Aim:
Show every line of the items that contains the string "导出图形".

+ + + +

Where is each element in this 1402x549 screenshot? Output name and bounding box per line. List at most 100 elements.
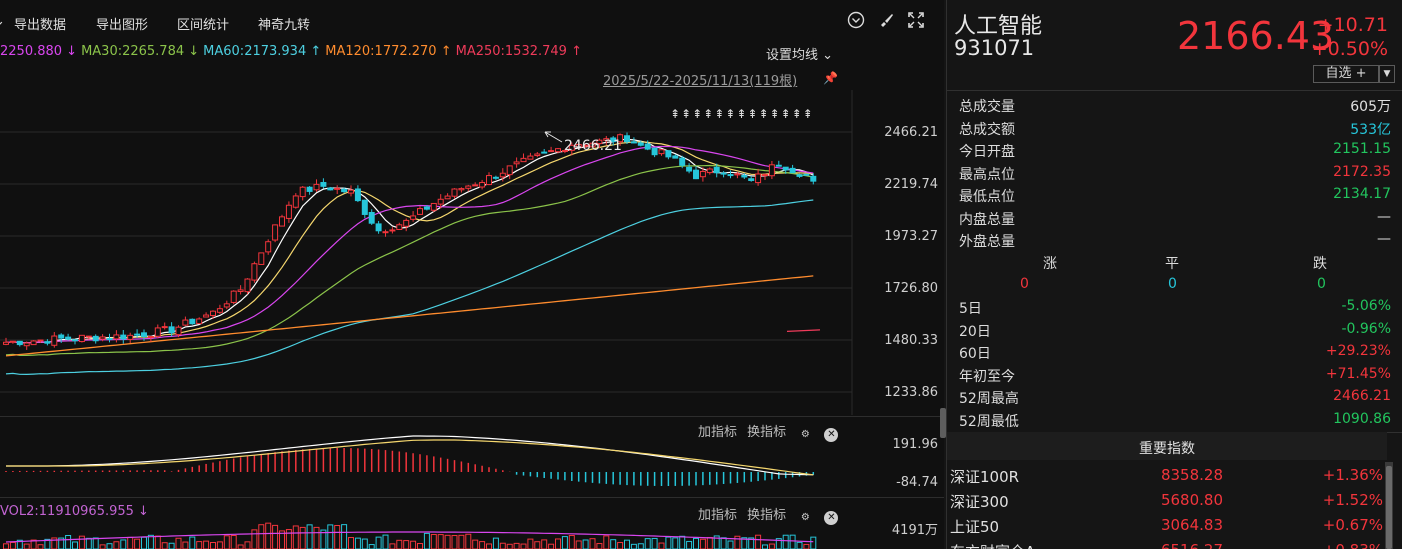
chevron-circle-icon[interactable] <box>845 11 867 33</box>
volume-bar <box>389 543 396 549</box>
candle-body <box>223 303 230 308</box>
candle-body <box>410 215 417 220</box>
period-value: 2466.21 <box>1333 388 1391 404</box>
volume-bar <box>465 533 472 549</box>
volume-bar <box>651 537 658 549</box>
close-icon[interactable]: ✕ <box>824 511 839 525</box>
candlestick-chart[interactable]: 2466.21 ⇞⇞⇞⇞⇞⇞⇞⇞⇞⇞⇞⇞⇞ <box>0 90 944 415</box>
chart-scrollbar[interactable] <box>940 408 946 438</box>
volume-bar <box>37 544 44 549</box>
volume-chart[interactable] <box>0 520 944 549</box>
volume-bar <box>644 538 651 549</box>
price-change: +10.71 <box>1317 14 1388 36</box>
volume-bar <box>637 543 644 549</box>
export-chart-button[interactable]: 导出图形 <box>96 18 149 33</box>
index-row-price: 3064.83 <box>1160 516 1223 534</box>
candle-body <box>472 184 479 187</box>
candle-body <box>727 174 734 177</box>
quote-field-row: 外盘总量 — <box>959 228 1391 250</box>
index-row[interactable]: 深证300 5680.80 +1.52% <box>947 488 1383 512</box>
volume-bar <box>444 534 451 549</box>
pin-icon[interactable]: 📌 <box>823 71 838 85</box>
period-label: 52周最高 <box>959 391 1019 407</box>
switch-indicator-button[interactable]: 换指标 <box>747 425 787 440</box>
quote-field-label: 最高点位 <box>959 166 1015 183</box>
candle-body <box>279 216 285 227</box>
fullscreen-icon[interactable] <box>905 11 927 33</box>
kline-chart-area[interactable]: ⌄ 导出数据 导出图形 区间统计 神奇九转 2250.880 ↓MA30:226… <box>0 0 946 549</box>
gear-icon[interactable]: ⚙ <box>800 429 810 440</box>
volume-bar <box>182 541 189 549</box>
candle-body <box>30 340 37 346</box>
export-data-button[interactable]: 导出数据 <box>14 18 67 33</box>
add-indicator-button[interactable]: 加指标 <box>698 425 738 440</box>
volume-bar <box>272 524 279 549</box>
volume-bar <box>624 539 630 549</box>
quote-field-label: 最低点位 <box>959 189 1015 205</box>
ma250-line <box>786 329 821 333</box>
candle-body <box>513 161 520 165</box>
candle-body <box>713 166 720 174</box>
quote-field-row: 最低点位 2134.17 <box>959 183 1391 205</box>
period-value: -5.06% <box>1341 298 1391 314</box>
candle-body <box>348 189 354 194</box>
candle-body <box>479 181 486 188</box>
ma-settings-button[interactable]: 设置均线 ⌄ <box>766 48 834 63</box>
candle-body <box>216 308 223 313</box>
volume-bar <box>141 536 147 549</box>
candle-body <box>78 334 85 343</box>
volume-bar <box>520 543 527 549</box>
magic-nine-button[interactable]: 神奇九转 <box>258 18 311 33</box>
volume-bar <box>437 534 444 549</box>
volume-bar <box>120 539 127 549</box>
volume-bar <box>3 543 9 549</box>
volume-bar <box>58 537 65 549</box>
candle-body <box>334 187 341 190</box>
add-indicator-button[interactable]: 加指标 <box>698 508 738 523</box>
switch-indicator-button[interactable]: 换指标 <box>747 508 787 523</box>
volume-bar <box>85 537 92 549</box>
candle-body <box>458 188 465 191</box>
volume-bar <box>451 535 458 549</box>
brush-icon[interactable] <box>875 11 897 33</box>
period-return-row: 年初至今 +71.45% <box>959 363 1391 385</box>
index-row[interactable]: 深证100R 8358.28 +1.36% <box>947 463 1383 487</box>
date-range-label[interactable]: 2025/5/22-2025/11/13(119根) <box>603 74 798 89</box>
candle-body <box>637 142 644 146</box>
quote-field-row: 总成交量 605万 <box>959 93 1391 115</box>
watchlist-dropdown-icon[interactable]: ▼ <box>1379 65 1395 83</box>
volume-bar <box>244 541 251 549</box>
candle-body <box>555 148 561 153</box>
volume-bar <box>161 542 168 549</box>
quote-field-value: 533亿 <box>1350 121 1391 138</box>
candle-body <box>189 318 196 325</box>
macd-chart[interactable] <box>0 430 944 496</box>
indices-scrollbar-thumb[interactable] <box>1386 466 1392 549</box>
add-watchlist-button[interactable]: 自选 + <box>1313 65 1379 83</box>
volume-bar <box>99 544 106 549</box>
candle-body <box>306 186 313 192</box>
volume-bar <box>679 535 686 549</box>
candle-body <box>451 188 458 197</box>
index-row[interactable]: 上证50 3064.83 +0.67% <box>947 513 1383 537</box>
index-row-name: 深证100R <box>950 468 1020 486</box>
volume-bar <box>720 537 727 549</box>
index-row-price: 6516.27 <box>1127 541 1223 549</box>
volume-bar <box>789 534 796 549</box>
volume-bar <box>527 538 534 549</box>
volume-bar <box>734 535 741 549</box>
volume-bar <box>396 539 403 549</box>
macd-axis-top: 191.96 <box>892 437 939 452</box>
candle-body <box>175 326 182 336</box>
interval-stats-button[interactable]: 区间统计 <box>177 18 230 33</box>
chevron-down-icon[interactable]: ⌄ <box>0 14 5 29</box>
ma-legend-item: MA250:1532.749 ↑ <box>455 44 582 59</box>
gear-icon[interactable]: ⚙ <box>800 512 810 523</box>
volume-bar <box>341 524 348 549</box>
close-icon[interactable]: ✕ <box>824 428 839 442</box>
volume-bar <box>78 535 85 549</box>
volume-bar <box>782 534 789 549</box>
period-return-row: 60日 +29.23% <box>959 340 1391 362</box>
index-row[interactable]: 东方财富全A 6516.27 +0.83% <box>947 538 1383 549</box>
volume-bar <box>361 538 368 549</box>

+ + + +

Answer to this task:
export-chart-button[interactable]: 导出图形 <box>96 18 149 33</box>
kline-chart-area[interactable]: ⌄ 导出数据 导出图形 区间统计 神奇九转 2250.880 ↓MA30:226… <box>0 0 946 549</box>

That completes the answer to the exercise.